Pick out all lines with the word "подпрограммы" from the records that follow.

Extracted records:
━━━━━━━━

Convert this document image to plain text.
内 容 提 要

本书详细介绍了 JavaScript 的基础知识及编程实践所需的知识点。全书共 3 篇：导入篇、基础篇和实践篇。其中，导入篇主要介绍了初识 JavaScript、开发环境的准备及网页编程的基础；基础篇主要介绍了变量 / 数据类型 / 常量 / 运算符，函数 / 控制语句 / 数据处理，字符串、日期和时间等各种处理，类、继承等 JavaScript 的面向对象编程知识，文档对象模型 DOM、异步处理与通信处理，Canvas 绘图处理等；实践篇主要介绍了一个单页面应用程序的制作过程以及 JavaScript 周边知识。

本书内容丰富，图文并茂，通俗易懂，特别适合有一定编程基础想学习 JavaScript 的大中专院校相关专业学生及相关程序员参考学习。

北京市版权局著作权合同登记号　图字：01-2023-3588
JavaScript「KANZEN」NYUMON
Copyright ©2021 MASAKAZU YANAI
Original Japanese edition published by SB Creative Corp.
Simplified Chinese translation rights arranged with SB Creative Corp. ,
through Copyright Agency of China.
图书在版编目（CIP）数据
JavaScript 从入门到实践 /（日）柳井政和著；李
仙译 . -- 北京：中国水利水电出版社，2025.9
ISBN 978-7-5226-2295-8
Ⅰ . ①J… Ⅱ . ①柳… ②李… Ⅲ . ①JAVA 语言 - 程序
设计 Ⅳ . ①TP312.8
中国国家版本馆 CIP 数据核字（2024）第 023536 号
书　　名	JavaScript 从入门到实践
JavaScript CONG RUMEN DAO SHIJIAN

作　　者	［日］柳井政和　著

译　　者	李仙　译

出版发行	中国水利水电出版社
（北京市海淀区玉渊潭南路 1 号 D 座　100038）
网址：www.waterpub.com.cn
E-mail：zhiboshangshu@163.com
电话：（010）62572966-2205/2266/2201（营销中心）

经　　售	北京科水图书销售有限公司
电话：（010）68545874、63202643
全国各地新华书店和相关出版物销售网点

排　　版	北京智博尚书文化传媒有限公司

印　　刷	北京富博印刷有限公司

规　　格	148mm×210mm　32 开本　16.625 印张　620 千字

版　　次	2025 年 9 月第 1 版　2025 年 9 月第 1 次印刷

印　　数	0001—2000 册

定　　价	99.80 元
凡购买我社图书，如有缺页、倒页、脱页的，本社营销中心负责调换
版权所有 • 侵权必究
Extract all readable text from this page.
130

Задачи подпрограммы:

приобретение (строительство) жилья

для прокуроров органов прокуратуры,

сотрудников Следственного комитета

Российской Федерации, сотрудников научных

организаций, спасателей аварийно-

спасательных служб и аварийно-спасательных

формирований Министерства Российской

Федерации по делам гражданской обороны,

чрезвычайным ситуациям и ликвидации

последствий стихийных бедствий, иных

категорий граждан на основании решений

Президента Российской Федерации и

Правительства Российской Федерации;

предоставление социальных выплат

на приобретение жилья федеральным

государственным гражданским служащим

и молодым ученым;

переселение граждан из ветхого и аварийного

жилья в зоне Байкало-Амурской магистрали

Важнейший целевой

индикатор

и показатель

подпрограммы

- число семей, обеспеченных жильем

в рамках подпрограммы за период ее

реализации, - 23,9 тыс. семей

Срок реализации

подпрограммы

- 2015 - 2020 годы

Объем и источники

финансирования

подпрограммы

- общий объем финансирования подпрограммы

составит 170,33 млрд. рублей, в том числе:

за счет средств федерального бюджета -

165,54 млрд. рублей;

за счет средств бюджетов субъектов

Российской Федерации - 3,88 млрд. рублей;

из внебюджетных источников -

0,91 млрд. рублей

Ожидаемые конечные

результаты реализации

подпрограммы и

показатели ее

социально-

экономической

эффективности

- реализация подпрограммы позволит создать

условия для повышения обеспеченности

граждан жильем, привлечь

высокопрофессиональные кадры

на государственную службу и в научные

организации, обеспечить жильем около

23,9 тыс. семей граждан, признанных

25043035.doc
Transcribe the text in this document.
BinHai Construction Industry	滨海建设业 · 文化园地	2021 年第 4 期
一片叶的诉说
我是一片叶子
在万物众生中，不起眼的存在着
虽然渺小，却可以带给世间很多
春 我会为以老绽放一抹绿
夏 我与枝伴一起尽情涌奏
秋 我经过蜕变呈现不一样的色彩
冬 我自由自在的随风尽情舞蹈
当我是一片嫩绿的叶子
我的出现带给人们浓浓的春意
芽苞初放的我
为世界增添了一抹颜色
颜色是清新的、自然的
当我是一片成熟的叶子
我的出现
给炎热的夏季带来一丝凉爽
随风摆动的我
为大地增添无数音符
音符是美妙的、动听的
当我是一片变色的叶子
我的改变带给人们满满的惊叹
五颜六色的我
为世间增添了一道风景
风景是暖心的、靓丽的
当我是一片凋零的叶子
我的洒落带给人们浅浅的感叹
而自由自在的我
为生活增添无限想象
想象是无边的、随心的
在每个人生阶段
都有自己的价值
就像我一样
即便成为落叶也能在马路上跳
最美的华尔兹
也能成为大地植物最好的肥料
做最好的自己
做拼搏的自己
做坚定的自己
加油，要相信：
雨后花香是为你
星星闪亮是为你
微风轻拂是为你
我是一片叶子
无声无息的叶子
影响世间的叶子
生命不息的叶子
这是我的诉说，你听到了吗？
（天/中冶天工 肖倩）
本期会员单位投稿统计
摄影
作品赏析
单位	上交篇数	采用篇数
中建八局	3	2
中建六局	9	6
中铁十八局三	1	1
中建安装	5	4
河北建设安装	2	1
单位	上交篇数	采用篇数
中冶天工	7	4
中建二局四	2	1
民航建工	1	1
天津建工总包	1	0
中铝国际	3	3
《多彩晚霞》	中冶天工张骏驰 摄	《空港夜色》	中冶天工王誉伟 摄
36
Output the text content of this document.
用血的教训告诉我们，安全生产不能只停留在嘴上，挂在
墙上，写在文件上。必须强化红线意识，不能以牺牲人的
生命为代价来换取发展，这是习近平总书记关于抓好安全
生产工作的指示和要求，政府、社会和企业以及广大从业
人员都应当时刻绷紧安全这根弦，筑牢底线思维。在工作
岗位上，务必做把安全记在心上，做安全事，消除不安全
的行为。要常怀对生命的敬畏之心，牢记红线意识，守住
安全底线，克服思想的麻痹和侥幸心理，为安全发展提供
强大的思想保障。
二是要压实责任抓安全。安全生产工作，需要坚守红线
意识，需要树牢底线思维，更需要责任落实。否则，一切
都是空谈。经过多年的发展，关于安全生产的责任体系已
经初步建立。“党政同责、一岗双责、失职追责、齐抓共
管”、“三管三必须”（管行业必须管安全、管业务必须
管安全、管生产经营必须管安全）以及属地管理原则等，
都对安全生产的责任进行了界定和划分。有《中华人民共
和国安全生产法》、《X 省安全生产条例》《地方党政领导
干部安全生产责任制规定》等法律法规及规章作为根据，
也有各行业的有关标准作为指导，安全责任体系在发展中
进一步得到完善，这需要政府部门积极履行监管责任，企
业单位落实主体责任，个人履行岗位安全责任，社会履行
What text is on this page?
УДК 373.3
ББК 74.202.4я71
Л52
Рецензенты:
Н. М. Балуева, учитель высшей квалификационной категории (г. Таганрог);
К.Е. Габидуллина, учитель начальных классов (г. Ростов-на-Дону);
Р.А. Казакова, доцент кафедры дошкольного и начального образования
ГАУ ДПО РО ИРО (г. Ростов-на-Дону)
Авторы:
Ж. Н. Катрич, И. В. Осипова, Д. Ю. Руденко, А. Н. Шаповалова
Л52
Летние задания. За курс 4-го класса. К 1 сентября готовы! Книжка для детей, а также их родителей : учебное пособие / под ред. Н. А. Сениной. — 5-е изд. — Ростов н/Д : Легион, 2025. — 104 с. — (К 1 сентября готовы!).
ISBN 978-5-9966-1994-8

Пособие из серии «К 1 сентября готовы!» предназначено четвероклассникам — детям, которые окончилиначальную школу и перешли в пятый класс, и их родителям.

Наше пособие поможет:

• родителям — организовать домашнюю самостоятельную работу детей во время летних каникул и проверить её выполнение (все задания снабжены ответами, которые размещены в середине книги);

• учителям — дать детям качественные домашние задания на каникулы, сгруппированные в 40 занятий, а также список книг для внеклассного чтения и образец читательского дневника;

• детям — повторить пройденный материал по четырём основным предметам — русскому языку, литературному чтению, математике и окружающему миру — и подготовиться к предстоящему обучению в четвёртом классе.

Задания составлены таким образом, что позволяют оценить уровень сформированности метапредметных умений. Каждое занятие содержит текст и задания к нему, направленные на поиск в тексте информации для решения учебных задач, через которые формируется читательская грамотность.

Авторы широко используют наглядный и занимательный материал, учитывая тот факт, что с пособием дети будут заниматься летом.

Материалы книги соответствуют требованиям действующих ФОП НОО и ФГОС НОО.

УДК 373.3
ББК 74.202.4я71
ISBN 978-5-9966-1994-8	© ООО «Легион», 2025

━━━━━━━━

» **CORRECT RESPONSE**
Задачи подпрограммы:
подпрограммы
в рамках подпрограммы за период ее
подпрограммы
подпрограммы
- общий объем финансирования подпрограммы
подпрограммы и
- реализация подпрограммы позволит создать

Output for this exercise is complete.